• _YOUR TASK_
Extract all lines containing "nameOfSource".

• _RECORDS TO USE_

━━━━━━━━

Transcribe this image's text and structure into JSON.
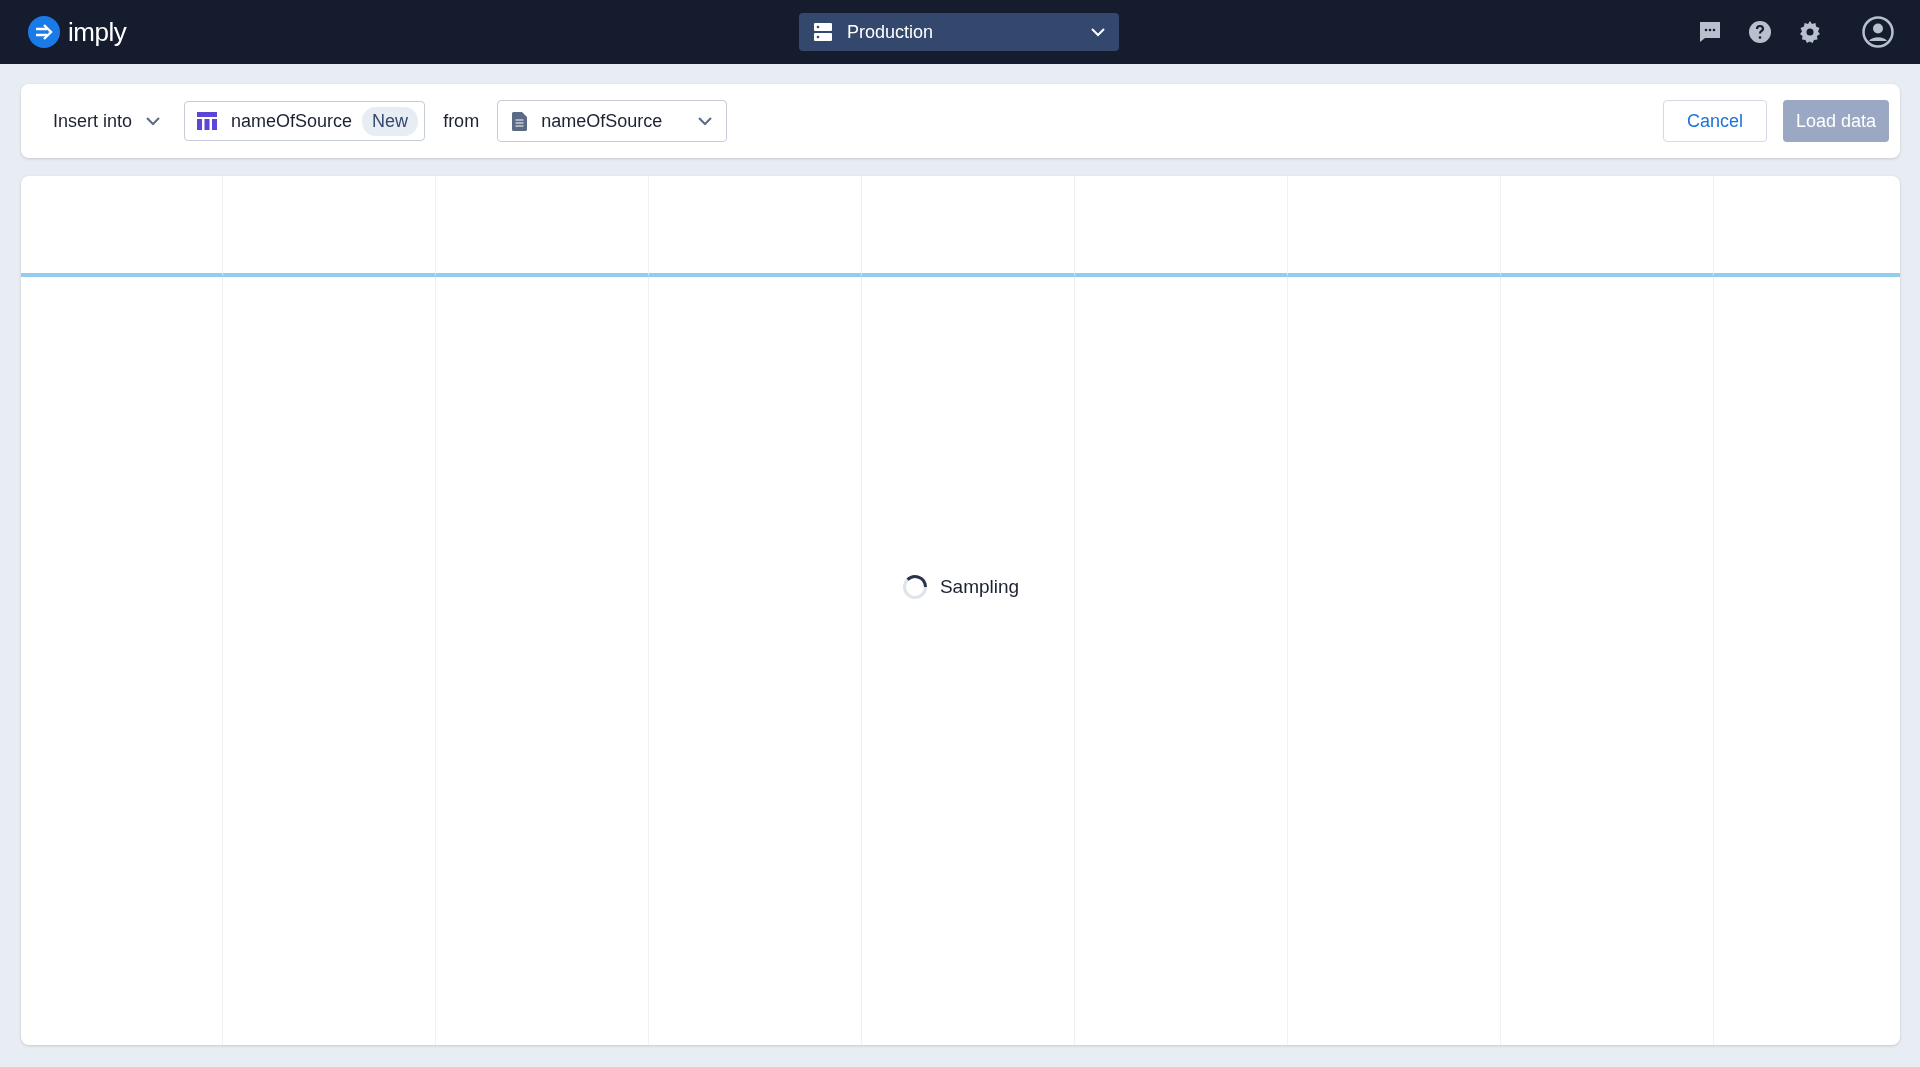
{
  "header": {
    "logo_text": "imply",
    "environment": "Production"
  },
  "toolbar": {
    "mode": "Insert into",
    "table": {
      "name": "nameOfSource",
      "badge": "New"
    },
    "from_label": "from",
    "source": "nameOfSource",
    "buttons": [
      {
        "label": "Cancel",
        "kind": "secondary",
        "disabled": false
      },
      {
        "label": "Load data",
        "kind": "primary",
        "disabled": true
      }
    ]
  },
  "preview": {
    "status": "Sampling"
  }
}
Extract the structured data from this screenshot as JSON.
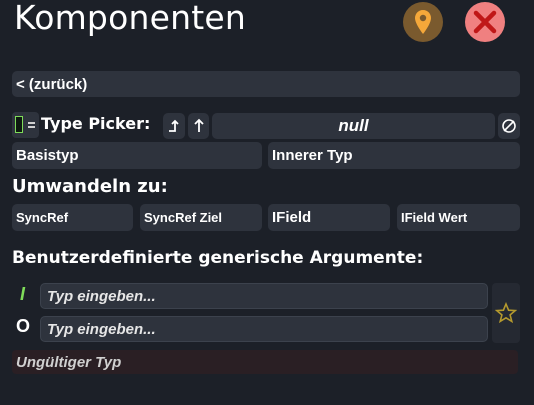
{
  "window": {
    "title": "Komponenten",
    "accent_pin": "#7a5a2e",
    "accent_close": "#f08080"
  },
  "nav": {
    "back_label": "< (zurück)"
  },
  "type_picker": {
    "label": "Type Picker:",
    "value": "null",
    "swatch_icon": "type-swatch-icon",
    "buttons": [
      "Basistyp",
      "Innerer Typ"
    ]
  },
  "convert": {
    "heading": "Umwandeln zu:",
    "options": [
      "SyncRef",
      "SyncRef Ziel",
      "IField",
      "IField Wert"
    ]
  },
  "generics": {
    "heading": "Benutzerdefinierte generische Argumente:",
    "args": [
      {
        "marker": "I",
        "placeholder": "Typ eingeben..."
      },
      {
        "marker": "O",
        "placeholder": "Typ eingeben..."
      }
    ],
    "status": "Ungültiger Typ"
  }
}
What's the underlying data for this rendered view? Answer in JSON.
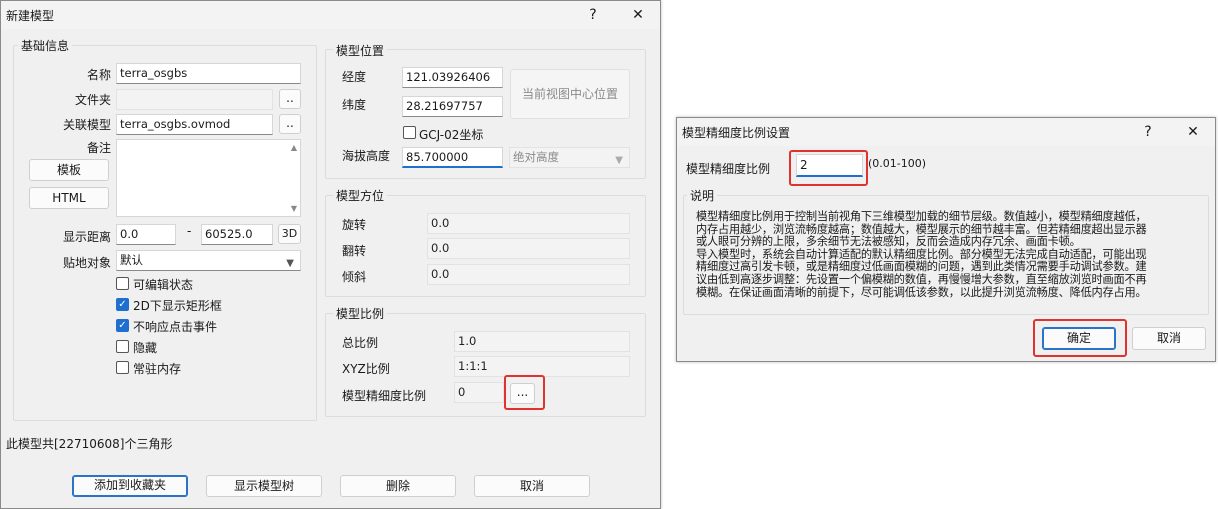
{
  "main_dialog": {
    "title": "新建模型",
    "help": "?",
    "close": "✕",
    "basic_info": {
      "legend": "基础信息",
      "name_label": "名称",
      "name_value": "terra_osgbs",
      "folder_label": "文件夹",
      "folder_value": "",
      "browse": "..",
      "linked_label": "关联模型",
      "linked_value": "terra_osgbs.ovmod",
      "remark_label": "备注",
      "template_btn": "模板",
      "html_btn": "HTML",
      "distance_label": "显示距离",
      "distance_min": "0.0",
      "distance_sep": "-",
      "distance_max": "60525.0",
      "btn_3d": "3D",
      "ground_label": "贴地对象",
      "ground_value": "默认",
      "checkboxes": [
        {
          "label": "可编辑状态",
          "checked": false
        },
        {
          "label": "2D下显示矩形框",
          "checked": true
        },
        {
          "label": "不响应点击事件",
          "checked": true
        },
        {
          "label": "隐藏",
          "checked": false
        },
        {
          "label": "常驻内存",
          "checked": false
        }
      ]
    },
    "position": {
      "legend": "模型位置",
      "lon_label": "经度",
      "lon_value": "121.03926406",
      "lat_label": "纬度",
      "lat_value": "28.21697757",
      "center_btn": "当前视图中心位置",
      "gcj_label": "GCJ-02坐标",
      "alt_label": "海拔高度",
      "alt_value": "85.700000",
      "alt_mode": "绝对高度"
    },
    "orientation": {
      "legend": "模型方位",
      "rotate_label": "旋转",
      "rotate_value": "0.0",
      "flip_label": "翻转",
      "flip_value": "0.0",
      "tilt_label": "倾斜",
      "tilt_value": "0.0"
    },
    "scale": {
      "legend": "模型比例",
      "total_label": "总比例",
      "total_value": "1.0",
      "xyz_label": "XYZ比例",
      "xyz_value": "1:1:1",
      "fine_label": "模型精细度比例",
      "fine_value": "0",
      "fine_btn": "..."
    },
    "triangle_info": "此模型共[22710608]个三角形",
    "buttons": {
      "favorite": "添加到收藏夹",
      "show_tree": "显示模型树",
      "delete": "删除",
      "cancel": "取消"
    }
  },
  "fine_dialog": {
    "title": "模型精细度比例设置",
    "help": "?",
    "close": "✕",
    "ratio_label": "模型精细度比例",
    "ratio_value": "2",
    "ratio_range": "(0.01-100)",
    "desc_legend": "说明",
    "desc_lines": [
      "模型精细度比例用于控制当前视角下三维模型加载的细节层级。数值越小，模型精细度越低，",
      "内存占用越少，浏览流畅度越高；数值越大，模型展示的细节越丰富。但若精细度超出显示器",
      "或人眼可分辨的上限，多余细节无法被感知，反而会造成内存冗余、画面卡顿。",
      "导入模型时，系统会自动计算适配的默认精细度比例。部分模型无法完成自动适配，可能出现",
      "精细度过高引发卡顿，或是精细度过低画面模糊的问题，遇到此类情况需要手动调试参数。建",
      "议由低到高逐步调整：先设置一个偏模糊的数值，再慢慢增大参数，直至缩放浏览时画面不再",
      "模糊。在保证画面清晰的前提下，尽可能调低该参数，以此提升浏览流畅度、降低内存占用。"
    ],
    "ok": "确定",
    "cancel": "取消"
  }
}
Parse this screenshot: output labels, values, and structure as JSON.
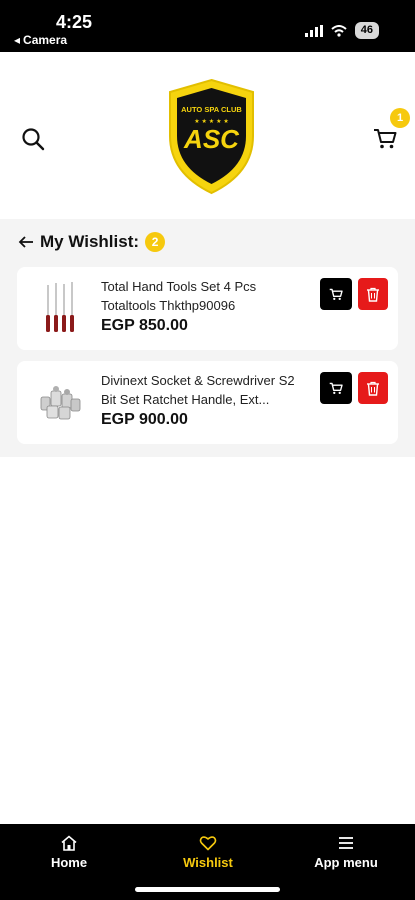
{
  "status_bar": {
    "time": "4:25",
    "back_app": "Camera",
    "battery": "46"
  },
  "header": {
    "cart_count": "1",
    "logo_text": "ASC",
    "logo_tagline": "AUTO SPA CLUB"
  },
  "wishlist": {
    "title": "My Wishlist:",
    "count": "2",
    "items": [
      {
        "name": "Total Hand Tools Set 4 Pcs Totaltools Thkthp90096",
        "price": "EGP 850.00"
      },
      {
        "name": "Divinext  Socket & Screwdriver S2 Bit Set Ratchet Handle, Ext...",
        "price": "EGP 900.00"
      }
    ]
  },
  "bottom_nav": {
    "home": "Home",
    "wishlist": "Wishlist",
    "menu": "App menu"
  },
  "colors": {
    "accent": "#f6c90e",
    "danger": "#e61a1a",
    "dark": "#000000"
  }
}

━━━━━━━━

• _TASK ANSWER_
      "name": "nameOfSource",
    "source": "nameOfSource",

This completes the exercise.